(Stored entries)
___

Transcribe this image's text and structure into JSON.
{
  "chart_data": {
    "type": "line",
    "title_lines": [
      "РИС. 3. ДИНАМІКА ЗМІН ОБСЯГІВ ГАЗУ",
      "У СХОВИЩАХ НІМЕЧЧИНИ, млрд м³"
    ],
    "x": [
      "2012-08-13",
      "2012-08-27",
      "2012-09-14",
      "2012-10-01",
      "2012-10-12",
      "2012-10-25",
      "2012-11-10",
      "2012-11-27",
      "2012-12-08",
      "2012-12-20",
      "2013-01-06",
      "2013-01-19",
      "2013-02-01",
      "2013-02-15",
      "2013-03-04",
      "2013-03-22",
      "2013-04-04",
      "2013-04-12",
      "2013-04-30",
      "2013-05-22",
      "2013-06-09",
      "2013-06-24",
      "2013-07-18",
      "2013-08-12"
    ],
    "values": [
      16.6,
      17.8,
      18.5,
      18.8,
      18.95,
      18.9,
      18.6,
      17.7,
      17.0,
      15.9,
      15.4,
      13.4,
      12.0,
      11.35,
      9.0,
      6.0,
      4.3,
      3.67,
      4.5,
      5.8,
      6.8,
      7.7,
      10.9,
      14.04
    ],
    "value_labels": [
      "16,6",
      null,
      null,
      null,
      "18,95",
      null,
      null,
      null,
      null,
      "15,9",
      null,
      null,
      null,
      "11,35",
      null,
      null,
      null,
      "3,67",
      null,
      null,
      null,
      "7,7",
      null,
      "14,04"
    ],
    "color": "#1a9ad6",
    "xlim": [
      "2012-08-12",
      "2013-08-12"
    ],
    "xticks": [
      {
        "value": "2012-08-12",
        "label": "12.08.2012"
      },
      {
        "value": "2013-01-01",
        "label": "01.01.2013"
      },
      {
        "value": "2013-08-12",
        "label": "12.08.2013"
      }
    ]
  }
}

___

* **Task**
Reproduce every entry shown above, precisely as it stands.

* **Solution for this exercise**
Transcribe this image's text and structure into JSON.
{
  "chart_data": {
    "type": "line",
    "title_lines": [
      "РИС. 3. ДИНАМІКА ЗМІН ОБСЯГІВ ГАЗУ",
      "У СХОВИЩАХ НІМЕЧЧИНИ, млрд м³"
    ],
    "x": [
      "2012-08-13",
      "2012-08-27",
      "2012-09-14",
      "2012-10-01",
      "2012-10-12",
      "2012-10-25",
      "2012-11-10",
      "2012-11-27",
      "2012-12-08",
      "2012-12-20",
      "2013-01-06",
      "2013-01-19",
      "2013-02-01",
      "2013-02-15",
      "2013-03-04",
      "2013-03-22",
      "2013-04-04",
      "2013-04-12",
      "2013-04-30",
      "2013-05-22",
      "2013-06-09",
      "2013-06-24",
      "2013-07-18",
      "2013-08-12"
    ],
    "values": [
      16.6,
      17.8,
      18.5,
      18.8,
      18.95,
      18.9,
      18.6,
      17.7,
      17.0,
      15.9,
      15.4,
      13.4,
      12.0,
      11.35,
      9.0,
      6.0,
      4.3,
      3.67,
      4.5,
      5.8,
      6.8,
      7.7,
      10.9,
      14.04
    ],
    "value_labels": [
      "16,6",
      null,
      null,
      null,
      "18,95",
      null,
      null,
      null,
      null,
      "15,9",
      null,
      null,
      null,
      "11,35",
      null,
      null,
      null,
      "3,67",
      null,
      null,
      null,
      "7,7",
      null,
      "14,04"
    ],
    "color": "#1a9ad6",
    "xlim": [
      "2012-08-12",
      "2013-08-12"
    ],
    "xticks": [
      {
        "value": "2012-08-12",
        "label": "12.08.2012"
      },
      {
        "value": "2013-01-01",
        "label": "01.01.2013"
      },
      {
        "value": "2013-08-12",
        "label": "12.08.2013"
      }
    ]
  }
}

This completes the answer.